- _Exercise brief_:
Reproduce the records below in full and word for word, excluding pictures.

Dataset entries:

——————

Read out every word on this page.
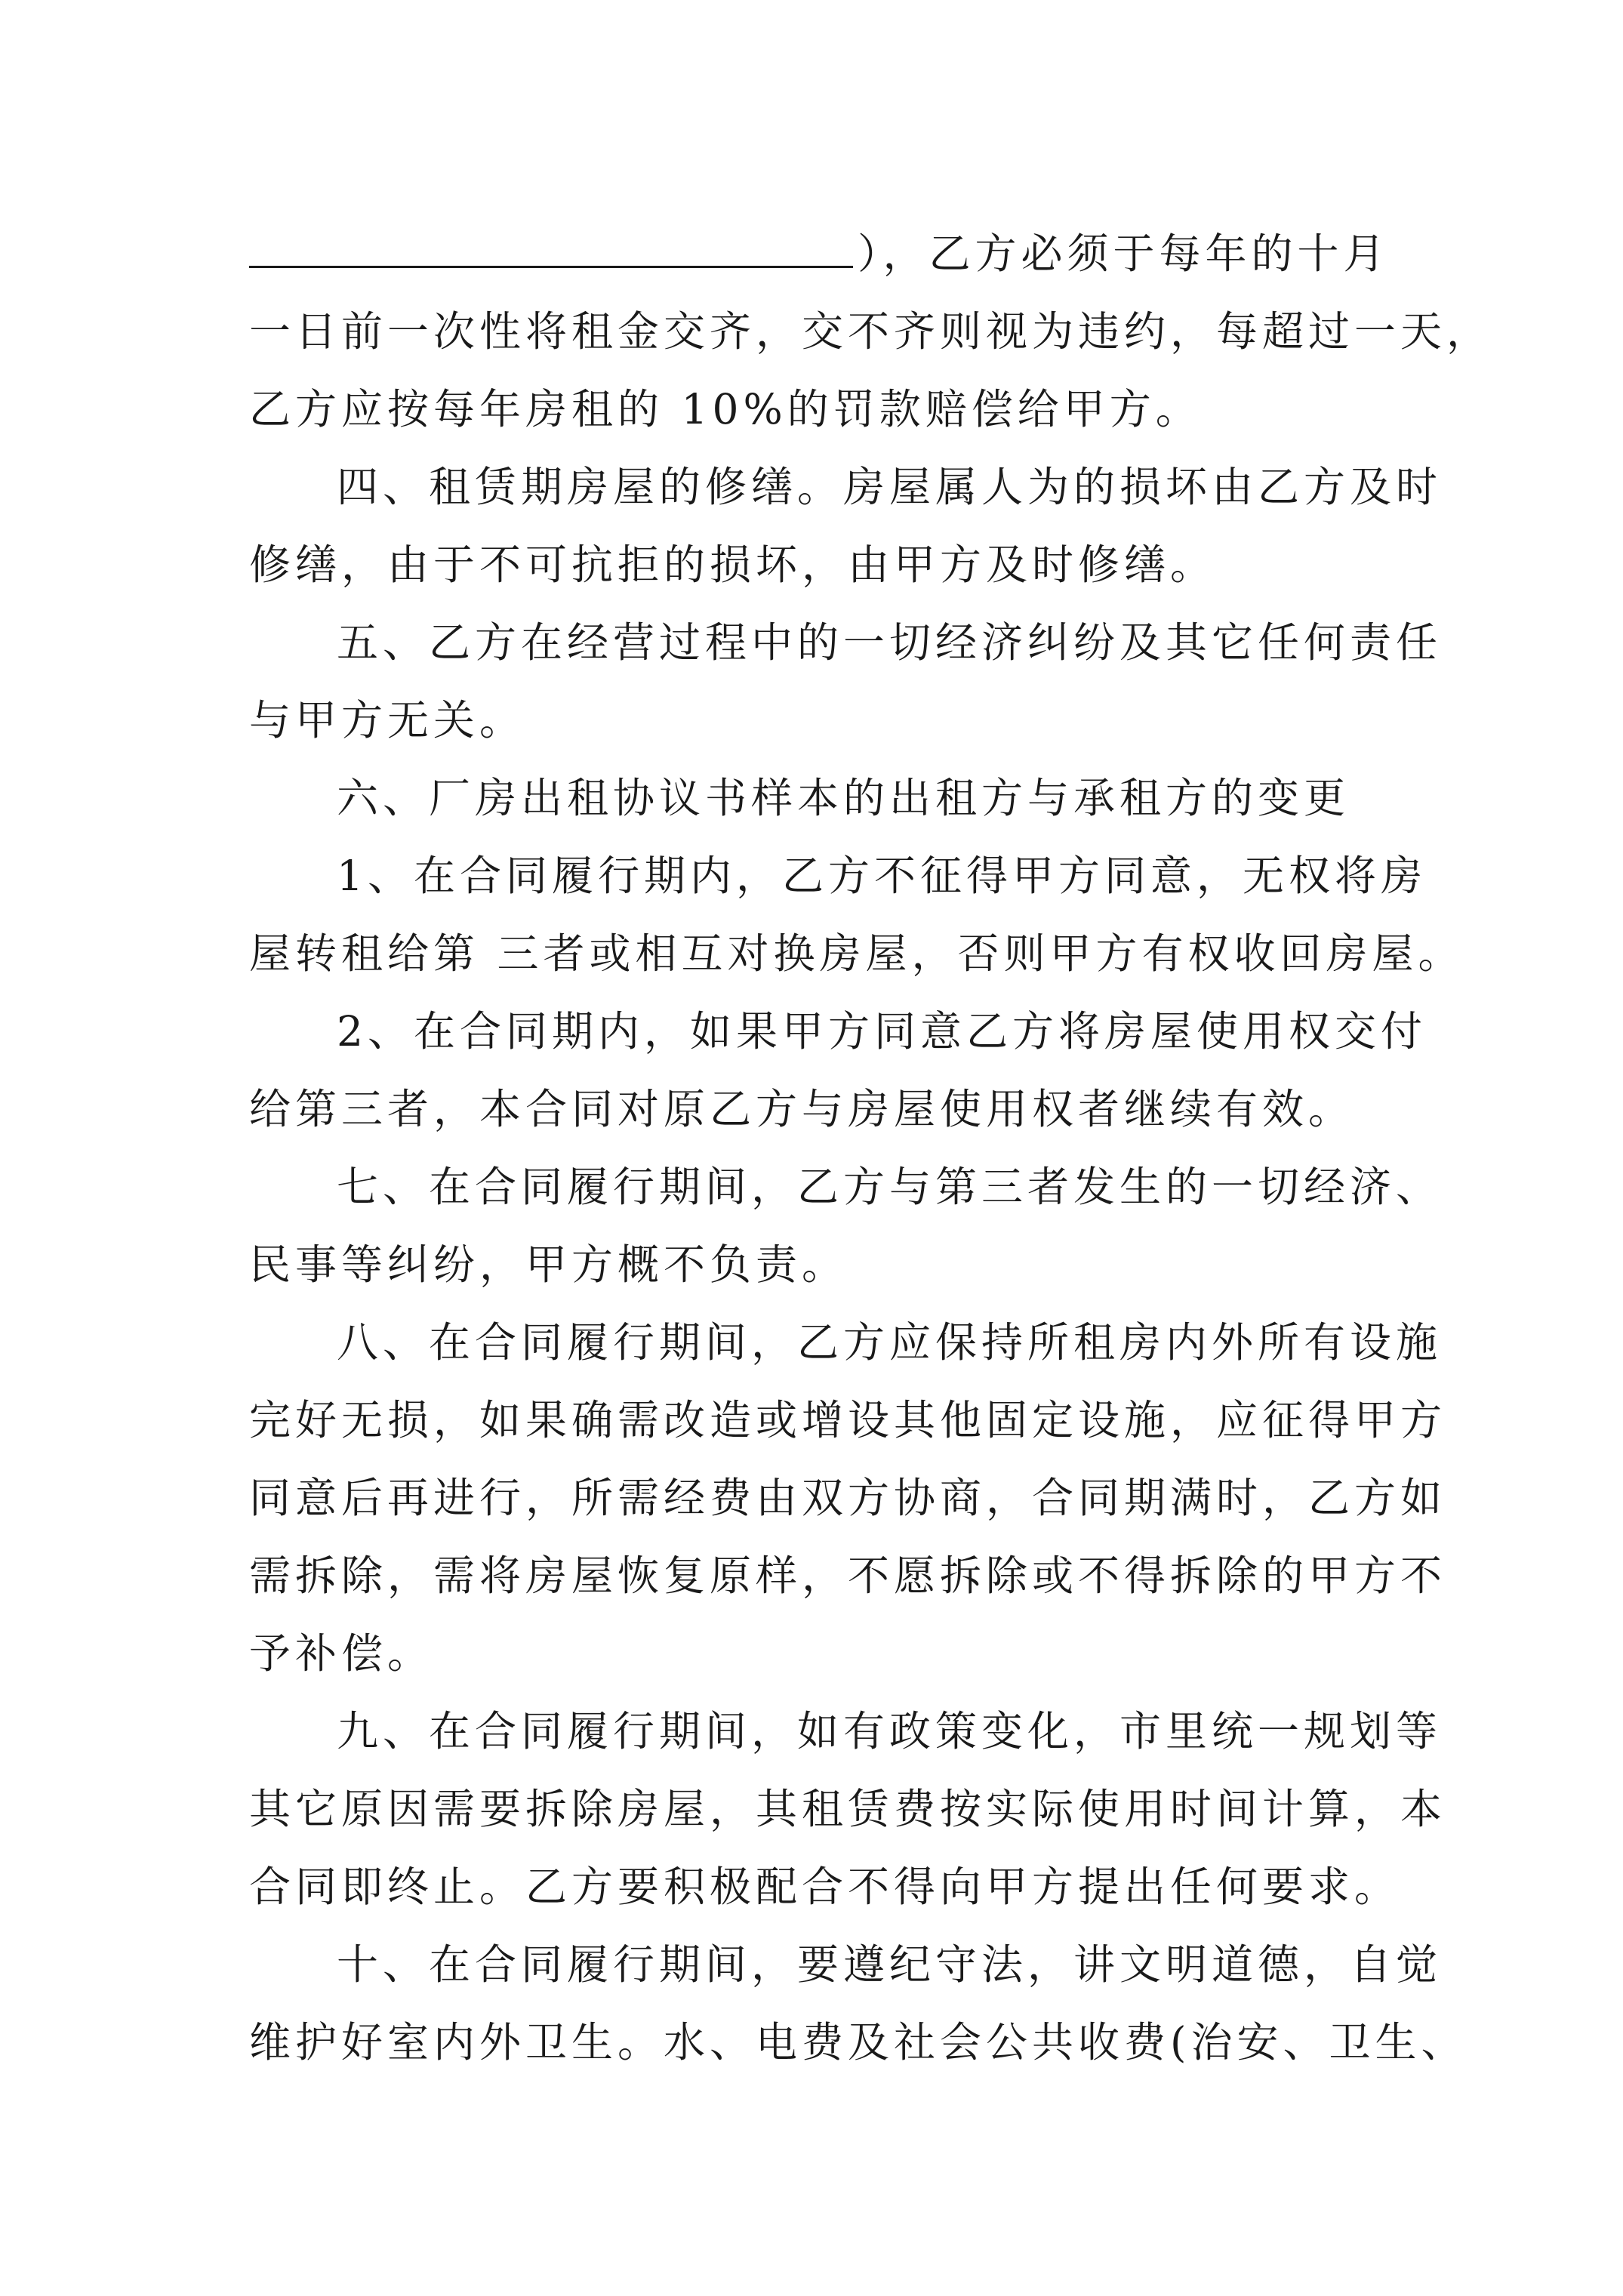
），乙方必须于每年的十月
一日前一次性将租金交齐，交不齐则视为违约，每超过一天，
乙方应按每年房租的 10%的罚款赔偿给甲方。
四、租赁期房屋的修缮。房屋属人为的损坏由乙方及时
修缮，由于不可抗拒的损坏，由甲方及时修缮。
五、乙方在经营过程中的一切经济纠纷及其它任何责任
与甲方无关。
六、厂房出租协议书样本的出租方与承租方的变更
1、在合同履行期内，乙方不征得甲方同意，无权将房
屋转租给第 三者或相互对换房屋，否则甲方有权收回房屋。
2、在合同期内，如果甲方同意乙方将房屋使用权交付
给第三者，本合同对原乙方与房屋使用权者继续有效。
七、在合同履行期间，乙方与第三者发生的一切经济、
民事等纠纷，甲方概不负责。
八、在合同履行期间，乙方应保持所租房内外所有设施
完好无损，如果确需改造或增设其他固定设施，应征得甲方
同意后再进行，所需经费由双方协商，合同期满时，乙方如
需拆除，需将房屋恢复原样，不愿拆除或不得拆除的甲方不
予补偿。
九、在合同履行期间，如有政策变化，市里统一规划等
其它原因需要拆除房屋，其租赁费按实际使用时间计算，本
合同即终止。乙方要积极配合不得向甲方提出任何要求。
十、在合同履行期间，要遵纪守法，讲文明道德，自觉
维护好室内外卫生。水、电费及社会公共收费(治安、卫生、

——————

- _Result of the task_:
Read out every word on this page.
），乙方必须于每年的十月
一日前一次性将租金交齐，交不齐则视为违约，每超过一天，
乙方应按每年房租的 10%的罚款赔偿给甲方。
四、租赁期房屋的修缮。房屋属人为的损坏由乙方及时
修缮，由于不可抗拒的损坏，由甲方及时修缮。
五、乙方在经营过程中的一切经济纠纷及其它任何责任
与甲方无关。
六、厂房出租协议书样本的出租方与承租方的变更
1、在合同履行期内，乙方不征得甲方同意，无权将房
屋转租给第 三者或相互对换房屋，否则甲方有权收回房屋。
2、在合同期内，如果甲方同意乙方将房屋使用权交付
给第三者，本合同对原乙方与房屋使用权者继续有效。
七、在合同履行期间，乙方与第三者发生的一切经济、
民事等纠纷，甲方概不负责。
八、在合同履行期间，乙方应保持所租房内外所有设施
完好无损，如果确需改造或增设其他固定设施，应征得甲方
同意后再进行，所需经费由双方协商，合同期满时，乙方如
需拆除，需将房屋恢复原样，不愿拆除或不得拆除的甲方不
予补偿。
九、在合同履行期间，如有政策变化，市里统一规划等
其它原因需要拆除房屋，其租赁费按实际使用时间计算，本
合同即终止。乙方要积极配合不得向甲方提出任何要求。
十、在合同履行期间，要遵纪守法，讲文明道德，自觉
维护好室内外卫生。水、电费及社会公共收费(治安、卫生、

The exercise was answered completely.